[Figure record listings]
━━━━
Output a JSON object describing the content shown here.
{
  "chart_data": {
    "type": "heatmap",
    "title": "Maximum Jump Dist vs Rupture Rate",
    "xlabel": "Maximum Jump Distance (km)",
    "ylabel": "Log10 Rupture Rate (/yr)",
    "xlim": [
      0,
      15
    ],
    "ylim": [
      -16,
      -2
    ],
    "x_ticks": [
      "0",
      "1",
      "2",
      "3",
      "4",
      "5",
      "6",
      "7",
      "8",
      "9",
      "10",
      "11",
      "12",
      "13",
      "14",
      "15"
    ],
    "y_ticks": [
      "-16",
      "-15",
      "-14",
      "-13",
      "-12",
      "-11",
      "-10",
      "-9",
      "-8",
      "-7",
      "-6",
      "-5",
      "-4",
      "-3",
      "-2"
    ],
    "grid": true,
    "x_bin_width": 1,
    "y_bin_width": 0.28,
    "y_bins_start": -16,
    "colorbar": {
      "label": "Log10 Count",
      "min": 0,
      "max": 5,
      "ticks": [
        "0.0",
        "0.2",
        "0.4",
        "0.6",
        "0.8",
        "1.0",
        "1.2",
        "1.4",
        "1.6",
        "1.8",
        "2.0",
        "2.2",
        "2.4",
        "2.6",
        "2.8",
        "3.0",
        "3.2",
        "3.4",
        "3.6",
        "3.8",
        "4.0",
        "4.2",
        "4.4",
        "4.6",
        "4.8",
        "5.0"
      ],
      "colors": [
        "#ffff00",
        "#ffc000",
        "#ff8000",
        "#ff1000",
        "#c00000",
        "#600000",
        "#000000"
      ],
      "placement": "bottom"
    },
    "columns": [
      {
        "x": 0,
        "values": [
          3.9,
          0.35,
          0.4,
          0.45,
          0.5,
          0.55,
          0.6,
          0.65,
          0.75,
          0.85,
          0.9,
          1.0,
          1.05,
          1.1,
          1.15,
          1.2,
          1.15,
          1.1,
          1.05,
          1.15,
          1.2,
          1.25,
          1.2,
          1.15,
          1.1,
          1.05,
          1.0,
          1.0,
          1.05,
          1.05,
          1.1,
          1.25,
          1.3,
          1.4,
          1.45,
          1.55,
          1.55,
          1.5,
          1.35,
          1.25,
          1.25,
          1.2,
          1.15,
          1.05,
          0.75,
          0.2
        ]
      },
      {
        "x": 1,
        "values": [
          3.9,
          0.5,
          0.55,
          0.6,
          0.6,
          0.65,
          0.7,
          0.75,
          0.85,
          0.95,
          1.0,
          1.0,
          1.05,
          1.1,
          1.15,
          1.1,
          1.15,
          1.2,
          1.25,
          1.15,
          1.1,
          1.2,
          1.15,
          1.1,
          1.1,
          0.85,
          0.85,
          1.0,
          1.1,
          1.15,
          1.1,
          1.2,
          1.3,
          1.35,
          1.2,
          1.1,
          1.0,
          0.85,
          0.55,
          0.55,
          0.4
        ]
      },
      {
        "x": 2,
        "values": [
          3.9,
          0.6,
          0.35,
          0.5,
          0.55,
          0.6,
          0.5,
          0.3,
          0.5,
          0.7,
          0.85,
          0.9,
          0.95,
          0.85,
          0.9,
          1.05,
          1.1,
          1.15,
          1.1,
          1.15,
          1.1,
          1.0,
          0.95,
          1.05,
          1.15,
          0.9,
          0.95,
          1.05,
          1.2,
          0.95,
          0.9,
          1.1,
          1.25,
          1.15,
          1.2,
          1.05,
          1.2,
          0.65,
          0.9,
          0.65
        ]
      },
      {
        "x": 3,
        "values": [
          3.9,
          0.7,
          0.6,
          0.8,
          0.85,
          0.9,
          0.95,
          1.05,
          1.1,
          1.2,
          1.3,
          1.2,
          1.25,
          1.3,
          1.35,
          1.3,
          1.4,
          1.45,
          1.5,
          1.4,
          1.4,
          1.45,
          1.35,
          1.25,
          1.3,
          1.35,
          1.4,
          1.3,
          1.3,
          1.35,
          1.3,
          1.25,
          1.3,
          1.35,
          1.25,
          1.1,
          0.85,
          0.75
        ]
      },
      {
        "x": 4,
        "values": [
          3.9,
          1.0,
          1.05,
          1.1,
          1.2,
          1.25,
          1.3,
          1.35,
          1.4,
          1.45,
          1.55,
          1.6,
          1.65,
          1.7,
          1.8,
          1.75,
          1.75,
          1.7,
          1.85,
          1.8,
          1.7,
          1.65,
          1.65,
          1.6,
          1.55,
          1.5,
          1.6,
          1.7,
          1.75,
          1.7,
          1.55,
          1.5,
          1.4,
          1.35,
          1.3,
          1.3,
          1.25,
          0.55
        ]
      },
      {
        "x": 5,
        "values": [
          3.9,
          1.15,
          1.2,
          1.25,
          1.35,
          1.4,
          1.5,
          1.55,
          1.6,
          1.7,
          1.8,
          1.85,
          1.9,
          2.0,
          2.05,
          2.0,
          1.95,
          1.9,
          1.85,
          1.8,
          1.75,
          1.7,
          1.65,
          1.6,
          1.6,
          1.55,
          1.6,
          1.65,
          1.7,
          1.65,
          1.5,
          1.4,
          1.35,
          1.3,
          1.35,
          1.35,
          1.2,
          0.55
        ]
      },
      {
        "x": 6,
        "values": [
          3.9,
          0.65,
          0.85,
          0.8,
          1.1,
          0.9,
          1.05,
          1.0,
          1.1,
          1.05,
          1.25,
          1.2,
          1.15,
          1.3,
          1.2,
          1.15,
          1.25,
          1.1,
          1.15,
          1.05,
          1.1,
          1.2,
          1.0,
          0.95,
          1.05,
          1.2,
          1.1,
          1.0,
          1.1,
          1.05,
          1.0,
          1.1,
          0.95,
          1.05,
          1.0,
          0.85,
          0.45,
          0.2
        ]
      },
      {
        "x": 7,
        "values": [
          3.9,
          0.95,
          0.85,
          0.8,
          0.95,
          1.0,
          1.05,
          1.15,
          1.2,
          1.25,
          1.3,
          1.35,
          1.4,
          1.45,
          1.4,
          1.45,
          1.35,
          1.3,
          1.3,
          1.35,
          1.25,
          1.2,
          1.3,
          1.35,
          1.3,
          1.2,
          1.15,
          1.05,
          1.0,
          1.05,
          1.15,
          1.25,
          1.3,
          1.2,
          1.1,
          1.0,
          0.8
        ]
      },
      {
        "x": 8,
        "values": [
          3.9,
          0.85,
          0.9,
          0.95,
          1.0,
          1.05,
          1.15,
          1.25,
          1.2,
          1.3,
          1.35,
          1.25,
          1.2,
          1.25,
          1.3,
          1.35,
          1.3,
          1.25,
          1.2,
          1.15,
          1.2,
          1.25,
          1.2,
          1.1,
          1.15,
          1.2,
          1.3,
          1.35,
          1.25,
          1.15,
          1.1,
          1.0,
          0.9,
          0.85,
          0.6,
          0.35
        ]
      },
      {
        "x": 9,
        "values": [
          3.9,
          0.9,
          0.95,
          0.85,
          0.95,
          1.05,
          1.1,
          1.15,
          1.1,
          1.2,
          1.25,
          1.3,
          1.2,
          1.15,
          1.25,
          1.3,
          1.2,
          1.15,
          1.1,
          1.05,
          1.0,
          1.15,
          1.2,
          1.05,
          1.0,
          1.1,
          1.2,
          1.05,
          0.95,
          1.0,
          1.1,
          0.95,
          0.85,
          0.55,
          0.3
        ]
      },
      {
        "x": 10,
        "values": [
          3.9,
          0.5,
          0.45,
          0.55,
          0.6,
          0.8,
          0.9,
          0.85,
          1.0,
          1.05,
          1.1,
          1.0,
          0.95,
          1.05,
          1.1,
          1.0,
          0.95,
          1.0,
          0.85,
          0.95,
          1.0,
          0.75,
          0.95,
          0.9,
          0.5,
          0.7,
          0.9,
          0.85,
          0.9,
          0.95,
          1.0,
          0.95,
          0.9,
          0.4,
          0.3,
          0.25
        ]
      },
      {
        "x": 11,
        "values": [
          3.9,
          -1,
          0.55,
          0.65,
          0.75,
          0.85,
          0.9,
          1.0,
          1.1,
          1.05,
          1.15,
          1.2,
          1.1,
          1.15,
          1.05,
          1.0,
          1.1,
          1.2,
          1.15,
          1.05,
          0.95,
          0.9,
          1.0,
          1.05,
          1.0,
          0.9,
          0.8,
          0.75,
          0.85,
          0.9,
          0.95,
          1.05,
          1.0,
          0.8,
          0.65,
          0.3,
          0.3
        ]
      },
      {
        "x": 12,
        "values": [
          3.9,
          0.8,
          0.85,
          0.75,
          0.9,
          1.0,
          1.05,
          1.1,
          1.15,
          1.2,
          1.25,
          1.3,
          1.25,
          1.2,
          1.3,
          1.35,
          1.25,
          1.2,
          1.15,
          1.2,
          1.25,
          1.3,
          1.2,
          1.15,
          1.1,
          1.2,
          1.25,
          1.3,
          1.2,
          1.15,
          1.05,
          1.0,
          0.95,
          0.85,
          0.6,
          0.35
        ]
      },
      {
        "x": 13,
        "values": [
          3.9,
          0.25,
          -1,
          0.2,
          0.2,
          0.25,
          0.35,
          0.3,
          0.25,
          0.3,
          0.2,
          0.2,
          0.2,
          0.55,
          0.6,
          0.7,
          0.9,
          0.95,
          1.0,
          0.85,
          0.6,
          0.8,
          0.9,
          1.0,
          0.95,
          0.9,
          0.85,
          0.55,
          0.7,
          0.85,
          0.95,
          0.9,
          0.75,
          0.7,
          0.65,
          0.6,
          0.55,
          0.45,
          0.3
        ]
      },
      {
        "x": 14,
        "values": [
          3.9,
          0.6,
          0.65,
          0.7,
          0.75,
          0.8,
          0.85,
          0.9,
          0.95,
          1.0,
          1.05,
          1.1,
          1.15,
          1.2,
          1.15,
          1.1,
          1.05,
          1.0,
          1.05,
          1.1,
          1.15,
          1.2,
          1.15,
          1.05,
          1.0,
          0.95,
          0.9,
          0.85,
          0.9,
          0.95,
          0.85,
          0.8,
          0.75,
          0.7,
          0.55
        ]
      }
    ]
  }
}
━━━━
» WORK TO COMPLETE:
Identify lines with the string "Rupture". Copy each one.

» RESPONSE:
    "title": "Maximum Jump Dist vs Rupture Rate",
    "ylabel": "Log10 Rupture Rate (/yr)",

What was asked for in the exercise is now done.